Provided passage:
--

Background information
- Also known as: CoJo
- Born: Cody Daniel Johnson May 21, 1987 (age 39) Sebastopol, Texas, U.S.
- Origin: Huntsville, Texas, U.S.
- Genres: Country
- Occupations: Singer; songwriter;
- Years active: 2006–present
- Labels: CoJo; Warner Nashville;
- Website: codyjohnsonmusic.com

= Cody Johnson =

American country singer (born 1987)

Cody Daniel Johnson (born May 21, 1987) is an American country music singer. He has self-released six albums, including Gotta Be Me, which debuted at number two on Billboards Country Albums chart, before releasing his first major-label album, Ain't Nothin' to It, in January 2019. He released his second major-label album, Human: The Double Album, in October 2021. His style is classified as contemporary country and neotraditional country, drawing influences from artists like George Strait and Willie Nelson. His song "'Til You Can't" won two awards at the Country Music Association Awards in 2022. His album Leather won the CMA Album of the Year on November 20, 2024. He toured Australia in 2023 and 2025, with many shows selling out.

--

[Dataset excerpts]
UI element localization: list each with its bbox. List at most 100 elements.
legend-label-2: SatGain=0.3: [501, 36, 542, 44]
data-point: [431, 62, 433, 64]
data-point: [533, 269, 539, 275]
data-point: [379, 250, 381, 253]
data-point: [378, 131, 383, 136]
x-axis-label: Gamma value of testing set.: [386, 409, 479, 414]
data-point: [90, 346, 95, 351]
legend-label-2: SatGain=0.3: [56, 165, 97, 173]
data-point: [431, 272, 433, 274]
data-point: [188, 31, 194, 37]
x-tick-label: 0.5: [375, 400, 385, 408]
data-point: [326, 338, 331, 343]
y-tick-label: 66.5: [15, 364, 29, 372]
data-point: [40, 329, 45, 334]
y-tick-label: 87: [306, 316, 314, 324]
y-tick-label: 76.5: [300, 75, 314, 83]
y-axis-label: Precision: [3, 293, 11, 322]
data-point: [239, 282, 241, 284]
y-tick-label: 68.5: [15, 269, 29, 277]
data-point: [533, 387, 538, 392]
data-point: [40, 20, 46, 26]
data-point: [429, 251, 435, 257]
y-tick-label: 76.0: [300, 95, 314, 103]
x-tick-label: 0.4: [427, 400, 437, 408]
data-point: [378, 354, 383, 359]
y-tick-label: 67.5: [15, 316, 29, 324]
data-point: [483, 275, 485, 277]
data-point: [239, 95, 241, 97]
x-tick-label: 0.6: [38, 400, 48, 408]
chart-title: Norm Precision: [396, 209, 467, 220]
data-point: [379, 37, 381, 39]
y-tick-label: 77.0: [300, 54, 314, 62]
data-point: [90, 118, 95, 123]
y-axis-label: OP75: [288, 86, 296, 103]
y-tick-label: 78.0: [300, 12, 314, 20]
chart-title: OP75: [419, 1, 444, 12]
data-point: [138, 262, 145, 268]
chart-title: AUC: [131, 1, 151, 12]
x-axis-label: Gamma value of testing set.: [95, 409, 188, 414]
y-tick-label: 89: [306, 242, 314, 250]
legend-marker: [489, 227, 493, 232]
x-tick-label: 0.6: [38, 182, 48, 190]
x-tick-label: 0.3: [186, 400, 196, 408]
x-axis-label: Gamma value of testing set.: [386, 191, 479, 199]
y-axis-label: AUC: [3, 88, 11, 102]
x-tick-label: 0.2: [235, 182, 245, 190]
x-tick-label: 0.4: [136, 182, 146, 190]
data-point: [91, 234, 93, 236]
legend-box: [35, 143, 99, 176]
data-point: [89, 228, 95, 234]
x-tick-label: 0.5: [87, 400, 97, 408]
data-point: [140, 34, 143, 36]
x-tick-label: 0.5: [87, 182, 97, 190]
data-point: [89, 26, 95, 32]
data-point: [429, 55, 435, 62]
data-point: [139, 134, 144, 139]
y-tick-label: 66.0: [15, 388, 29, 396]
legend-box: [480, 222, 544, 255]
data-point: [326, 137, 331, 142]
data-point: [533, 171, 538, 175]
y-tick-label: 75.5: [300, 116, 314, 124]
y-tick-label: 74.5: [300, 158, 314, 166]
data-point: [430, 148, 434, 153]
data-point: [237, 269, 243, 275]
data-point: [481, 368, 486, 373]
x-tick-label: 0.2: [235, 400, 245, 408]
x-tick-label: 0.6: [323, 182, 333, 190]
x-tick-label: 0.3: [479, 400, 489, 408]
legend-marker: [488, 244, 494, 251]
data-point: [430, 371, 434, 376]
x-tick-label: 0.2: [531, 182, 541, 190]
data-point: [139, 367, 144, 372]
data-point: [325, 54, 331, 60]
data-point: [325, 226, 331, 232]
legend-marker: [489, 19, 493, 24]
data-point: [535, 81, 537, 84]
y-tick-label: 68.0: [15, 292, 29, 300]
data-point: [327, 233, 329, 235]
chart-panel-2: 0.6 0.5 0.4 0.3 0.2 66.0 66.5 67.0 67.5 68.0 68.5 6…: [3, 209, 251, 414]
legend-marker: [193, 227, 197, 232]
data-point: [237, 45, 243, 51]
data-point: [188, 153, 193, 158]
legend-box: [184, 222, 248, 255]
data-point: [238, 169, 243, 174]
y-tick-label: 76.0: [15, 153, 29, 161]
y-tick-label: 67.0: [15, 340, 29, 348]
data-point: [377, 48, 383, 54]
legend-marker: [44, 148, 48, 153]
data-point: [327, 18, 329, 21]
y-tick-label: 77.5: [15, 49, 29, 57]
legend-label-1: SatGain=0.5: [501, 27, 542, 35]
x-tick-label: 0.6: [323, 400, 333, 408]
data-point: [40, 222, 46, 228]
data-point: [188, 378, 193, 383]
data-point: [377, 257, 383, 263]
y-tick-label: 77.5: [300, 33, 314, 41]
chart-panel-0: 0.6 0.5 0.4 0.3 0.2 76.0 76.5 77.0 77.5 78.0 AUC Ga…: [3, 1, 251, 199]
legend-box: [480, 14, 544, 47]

--

Aim of the task: From the Cody Johnson profile, return the stretch from "- Origin: Huntsville, Texas, U.S." through "singer (born 1987)", copied word for word. These excerpts have no connection to the Cody Johnson profile.

Written answer:
- Origin: Huntsville, Texas, U.S.
- Genres: Country
- Occupations: Singer; songwriter;
- Years active: 2006–present
- Labels: CoJo; Warner Nashville;
- Website: codyjohnsonmusic.com

= Cody Johnson =

American country singer (born 1987)